§ INSTRUCTIONS TO FOLLOW
Every record below is to be retyped exactly.

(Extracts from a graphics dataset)
Begin
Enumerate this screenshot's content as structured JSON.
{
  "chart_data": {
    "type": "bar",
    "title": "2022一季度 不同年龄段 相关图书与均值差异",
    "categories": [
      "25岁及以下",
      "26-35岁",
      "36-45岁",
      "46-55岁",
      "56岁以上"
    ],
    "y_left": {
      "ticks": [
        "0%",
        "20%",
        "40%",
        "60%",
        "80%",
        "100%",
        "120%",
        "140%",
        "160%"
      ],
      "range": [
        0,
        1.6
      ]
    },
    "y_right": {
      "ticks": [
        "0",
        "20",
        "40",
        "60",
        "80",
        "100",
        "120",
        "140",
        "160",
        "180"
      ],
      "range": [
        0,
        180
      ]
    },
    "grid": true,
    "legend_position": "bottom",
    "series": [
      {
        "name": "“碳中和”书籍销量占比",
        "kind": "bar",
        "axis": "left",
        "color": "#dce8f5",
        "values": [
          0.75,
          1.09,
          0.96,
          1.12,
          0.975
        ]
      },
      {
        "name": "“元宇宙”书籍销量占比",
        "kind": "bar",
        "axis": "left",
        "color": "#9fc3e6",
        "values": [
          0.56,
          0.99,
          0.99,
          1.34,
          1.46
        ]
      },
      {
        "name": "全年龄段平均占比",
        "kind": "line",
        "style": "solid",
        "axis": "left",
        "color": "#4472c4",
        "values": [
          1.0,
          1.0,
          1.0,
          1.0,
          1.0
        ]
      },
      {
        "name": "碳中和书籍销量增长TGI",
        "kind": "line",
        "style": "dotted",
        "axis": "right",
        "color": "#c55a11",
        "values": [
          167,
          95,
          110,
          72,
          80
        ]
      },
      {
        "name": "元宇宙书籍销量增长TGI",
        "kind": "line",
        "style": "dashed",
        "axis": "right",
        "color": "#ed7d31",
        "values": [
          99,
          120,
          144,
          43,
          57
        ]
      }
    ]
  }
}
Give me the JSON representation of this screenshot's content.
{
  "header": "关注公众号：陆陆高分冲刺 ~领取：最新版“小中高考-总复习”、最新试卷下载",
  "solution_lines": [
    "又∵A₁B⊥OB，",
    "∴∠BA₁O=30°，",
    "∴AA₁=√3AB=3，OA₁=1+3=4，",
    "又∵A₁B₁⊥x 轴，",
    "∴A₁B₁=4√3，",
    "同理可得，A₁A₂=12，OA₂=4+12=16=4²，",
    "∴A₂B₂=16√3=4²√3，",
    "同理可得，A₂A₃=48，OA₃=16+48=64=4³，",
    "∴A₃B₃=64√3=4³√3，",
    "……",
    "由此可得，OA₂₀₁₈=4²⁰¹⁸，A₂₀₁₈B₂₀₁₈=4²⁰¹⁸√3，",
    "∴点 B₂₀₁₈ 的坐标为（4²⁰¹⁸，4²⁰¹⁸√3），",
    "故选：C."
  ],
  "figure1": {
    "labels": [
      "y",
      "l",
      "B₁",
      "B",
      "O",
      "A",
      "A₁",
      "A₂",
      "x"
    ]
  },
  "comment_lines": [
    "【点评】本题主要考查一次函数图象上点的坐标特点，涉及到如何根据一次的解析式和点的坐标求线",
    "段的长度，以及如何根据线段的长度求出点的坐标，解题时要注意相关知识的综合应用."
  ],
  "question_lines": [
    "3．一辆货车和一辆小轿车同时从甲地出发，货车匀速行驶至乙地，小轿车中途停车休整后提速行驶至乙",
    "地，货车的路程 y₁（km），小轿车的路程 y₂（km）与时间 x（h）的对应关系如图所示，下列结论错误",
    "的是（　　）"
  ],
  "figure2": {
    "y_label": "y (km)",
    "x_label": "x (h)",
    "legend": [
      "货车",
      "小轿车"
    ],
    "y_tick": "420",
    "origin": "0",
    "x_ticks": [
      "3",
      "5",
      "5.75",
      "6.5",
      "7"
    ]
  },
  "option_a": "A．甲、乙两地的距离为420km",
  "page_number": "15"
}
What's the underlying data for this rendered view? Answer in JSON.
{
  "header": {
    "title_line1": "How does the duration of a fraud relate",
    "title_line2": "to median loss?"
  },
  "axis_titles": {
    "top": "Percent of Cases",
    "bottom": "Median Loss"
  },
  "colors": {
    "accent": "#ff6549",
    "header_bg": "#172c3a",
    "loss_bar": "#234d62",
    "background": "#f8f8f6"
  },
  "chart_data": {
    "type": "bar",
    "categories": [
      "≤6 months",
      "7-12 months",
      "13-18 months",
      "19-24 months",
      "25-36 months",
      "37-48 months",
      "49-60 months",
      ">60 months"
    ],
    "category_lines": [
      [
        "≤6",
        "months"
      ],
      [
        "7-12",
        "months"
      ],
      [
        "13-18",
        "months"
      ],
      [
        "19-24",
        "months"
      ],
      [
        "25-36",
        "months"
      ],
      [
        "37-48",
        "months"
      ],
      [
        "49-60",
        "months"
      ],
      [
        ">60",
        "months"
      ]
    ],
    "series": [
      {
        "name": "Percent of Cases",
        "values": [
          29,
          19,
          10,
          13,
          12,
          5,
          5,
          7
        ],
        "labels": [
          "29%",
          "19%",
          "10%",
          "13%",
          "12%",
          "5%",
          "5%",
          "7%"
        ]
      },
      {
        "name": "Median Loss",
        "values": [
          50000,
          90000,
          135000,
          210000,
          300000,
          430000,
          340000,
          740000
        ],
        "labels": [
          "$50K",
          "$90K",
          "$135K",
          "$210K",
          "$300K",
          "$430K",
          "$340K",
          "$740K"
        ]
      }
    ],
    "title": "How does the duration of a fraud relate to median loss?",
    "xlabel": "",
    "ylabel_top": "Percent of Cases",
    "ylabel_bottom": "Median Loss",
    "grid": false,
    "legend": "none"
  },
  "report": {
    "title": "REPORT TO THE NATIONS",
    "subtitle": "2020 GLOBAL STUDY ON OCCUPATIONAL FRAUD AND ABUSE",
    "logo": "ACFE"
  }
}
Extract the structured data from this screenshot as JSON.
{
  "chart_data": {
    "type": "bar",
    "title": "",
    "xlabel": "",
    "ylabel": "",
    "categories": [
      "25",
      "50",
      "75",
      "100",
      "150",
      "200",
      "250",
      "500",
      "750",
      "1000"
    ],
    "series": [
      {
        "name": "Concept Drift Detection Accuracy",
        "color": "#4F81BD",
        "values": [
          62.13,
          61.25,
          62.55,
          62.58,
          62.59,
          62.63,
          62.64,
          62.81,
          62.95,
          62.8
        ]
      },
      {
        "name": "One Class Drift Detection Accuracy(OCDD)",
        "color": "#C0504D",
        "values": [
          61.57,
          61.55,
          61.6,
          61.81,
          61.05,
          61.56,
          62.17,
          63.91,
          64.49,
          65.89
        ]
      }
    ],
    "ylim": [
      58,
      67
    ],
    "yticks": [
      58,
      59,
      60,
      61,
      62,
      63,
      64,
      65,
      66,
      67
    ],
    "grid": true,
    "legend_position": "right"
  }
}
End
§ TASK RESULT
Enumerate this screenshot's content as structured JSON.
{
  "chart_data": {
    "type": "bar",
    "title": "2022一季度 不同年龄段 相关图书与均值差异",
    "categories": [
      "25岁及以下",
      "26-35岁",
      "36-45岁",
      "46-55岁",
      "56岁以上"
    ],
    "y_left": {
      "ticks": [
        "0%",
        "20%",
        "40%",
        "60%",
        "80%",
        "100%",
        "120%",
        "140%",
        "160%"
      ],
      "range": [
        0,
        1.6
      ]
    },
    "y_right": {
      "ticks": [
        "0",
        "20",
        "40",
        "60",
        "80",
        "100",
        "120",
        "140",
        "160",
        "180"
      ],
      "range": [
        0,
        180
      ]
    },
    "grid": true,
    "legend_position": "bottom",
    "series": [
      {
        "name": "“碳中和”书籍销量占比",
        "kind": "bar",
        "axis": "left",
        "color": "#dce8f5",
        "values": [
          0.75,
          1.09,
          0.96,
          1.12,
          0.975
        ]
      },
      {
        "name": "“元宇宙”书籍销量占比",
        "kind": "bar",
        "axis": "left",
        "color": "#9fc3e6",
        "values": [
          0.56,
          0.99,
          0.99,
          1.34,
          1.46
        ]
      },
      {
        "name": "全年龄段平均占比",
        "kind": "line",
        "style": "solid",
        "axis": "left",
        "color": "#4472c4",
        "values": [
          1.0,
          1.0,
          1.0,
          1.0,
          1.0
        ]
      },
      {
        "name": "碳中和书籍销量增长TGI",
        "kind": "line",
        "style": "dotted",
        "axis": "right",
        "color": "#c55a11",
        "values": [
          167,
          95,
          110,
          72,
          80
        ]
      },
      {
        "name": "元宇宙书籍销量增长TGI",
        "kind": "line",
        "style": "dashed",
        "axis": "right",
        "color": "#ed7d31",
        "values": [
          99,
          120,
          144,
          43,
          57
        ]
      }
    ]
  }
}
Give me the JSON representation of this screenshot's content.
{
  "header": "关注公众号：陆陆高分冲刺 ~领取：最新版“小中高考-总复习”、最新试卷下载",
  "solution_lines": [
    "又∵A₁B⊥OB，",
    "∴∠BA₁O=30°，",
    "∴AA₁=√3AB=3，OA₁=1+3=4，",
    "又∵A₁B₁⊥x 轴，",
    "∴A₁B₁=4√3，",
    "同理可得，A₁A₂=12，OA₂=4+12=16=4²，",
    "∴A₂B₂=16√3=4²√3，",
    "同理可得，A₂A₃=48，OA₃=16+48=64=4³，",
    "∴A₃B₃=64√3=4³√3，",
    "……",
    "由此可得，OA₂₀₁₈=4²⁰¹⁸，A₂₀₁₈B₂₀₁₈=4²⁰¹⁸√3，",
    "∴点 B₂₀₁₈ 的坐标为（4²⁰¹⁸，4²⁰¹⁸√3），",
    "故选：C."
  ],
  "figure1": {
    "labels": [
      "y",
      "l",
      "B₁",
      "B",
      "O",
      "A",
      "A₁",
      "A₂",
      "x"
    ]
  },
  "comment_lines": [
    "【点评】本题主要考查一次函数图象上点的坐标特点，涉及到如何根据一次的解析式和点的坐标求线",
    "段的长度，以及如何根据线段的长度求出点的坐标，解题时要注意相关知识的综合应用."
  ],
  "question_lines": [
    "3．一辆货车和一辆小轿车同时从甲地出发，货车匀速行驶至乙地，小轿车中途停车休整后提速行驶至乙",
    "地，货车的路程 y₁（km），小轿车的路程 y₂（km）与时间 x（h）的对应关系如图所示，下列结论错误",
    "的是（　　）"
  ],
  "figure2": {
    "y_label": "y (km)",
    "x_label": "x (h)",
    "legend": [
      "货车",
      "小轿车"
    ],
    "y_tick": "420",
    "origin": "0",
    "x_ticks": [
      "3",
      "5",
      "5.75",
      "6.5",
      "7"
    ]
  },
  "option_a": "A．甲、乙两地的距离为420km",
  "page_number": "15"
}
What's the underlying data for this rendered view? Answer in JSON.
{
  "header": {
    "title_line1": "How does the duration of a fraud relate",
    "title_line2": "to median loss?"
  },
  "axis_titles": {
    "top": "Percent of Cases",
    "bottom": "Median Loss"
  },
  "colors": {
    "accent": "#ff6549",
    "header_bg": "#172c3a",
    "loss_bar": "#234d62",
    "background": "#f8f8f6"
  },
  "chart_data": {
    "type": "bar",
    "categories": [
      "≤6 months",
      "7-12 months",
      "13-18 months",
      "19-24 months",
      "25-36 months",
      "37-48 months",
      "49-60 months",
      ">60 months"
    ],
    "category_lines": [
      [
        "≤6",
        "months"
      ],
      [
        "7-12",
        "months"
      ],
      [
        "13-18",
        "months"
      ],
      [
        "19-24",
        "months"
      ],
      [
        "25-36",
        "months"
      ],
      [
        "37-48",
        "months"
      ],
      [
        "49-60",
        "months"
      ],
      [
        ">60",
        "months"
      ]
    ],
    "series": [
      {
        "name": "Percent of Cases",
        "values": [
          29,
          19,
          10,
          13,
          12,
          5,
          5,
          7
        ],
        "labels": [
          "29%",
          "19%",
          "10%",
          "13%",
          "12%",
          "5%",
          "5%",
          "7%"
        ]
      },
      {
        "name": "Median Loss",
        "values": [
          50000,
          90000,
          135000,
          210000,
          300000,
          430000,
          340000,
          740000
        ],
        "labels": [
          "$50K",
          "$90K",
          "$135K",
          "$210K",
          "$300K",
          "$430K",
          "$340K",
          "$740K"
        ]
      }
    ],
    "title": "How does the duration of a fraud relate to median loss?",
    "xlabel": "",
    "ylabel_top": "Percent of Cases",
    "ylabel_bottom": "Median Loss",
    "grid": false,
    "legend": "none"
  },
  "report": {
    "title": "REPORT TO THE NATIONS",
    "subtitle": "2020 GLOBAL STUDY ON OCCUPATIONAL FRAUD AND ABUSE",
    "logo": "ACFE"
  }
}
Extract the structured data from this screenshot as JSON.
{
  "chart_data": {
    "type": "bar",
    "title": "",
    "xlabel": "",
    "ylabel": "",
    "categories": [
      "25",
      "50",
      "75",
      "100",
      "150",
      "200",
      "250",
      "500",
      "750",
      "1000"
    ],
    "series": [
      {
        "name": "Concept Drift Detection Accuracy",
        "color": "#4F81BD",
        "values": [
          62.13,
          61.25,
          62.55,
          62.58,
          62.59,
          62.63,
          62.64,
          62.81,
          62.95,
          62.8
        ]
      },
      {
        "name": "One Class Drift Detection Accuracy(OCDD)",
        "color": "#C0504D",
        "values": [
          61.57,
          61.55,
          61.6,
          61.81,
          61.05,
          61.56,
          62.17,
          63.91,
          64.49,
          65.89
        ]
      }
    ],
    "ylim": [
      58,
      67
    ],
    "yticks": [
      58,
      59,
      60,
      61,
      62,
      63,
      64,
      65,
      66,
      67
    ],
    "grid": true,
    "legend_position": "right"
  }
}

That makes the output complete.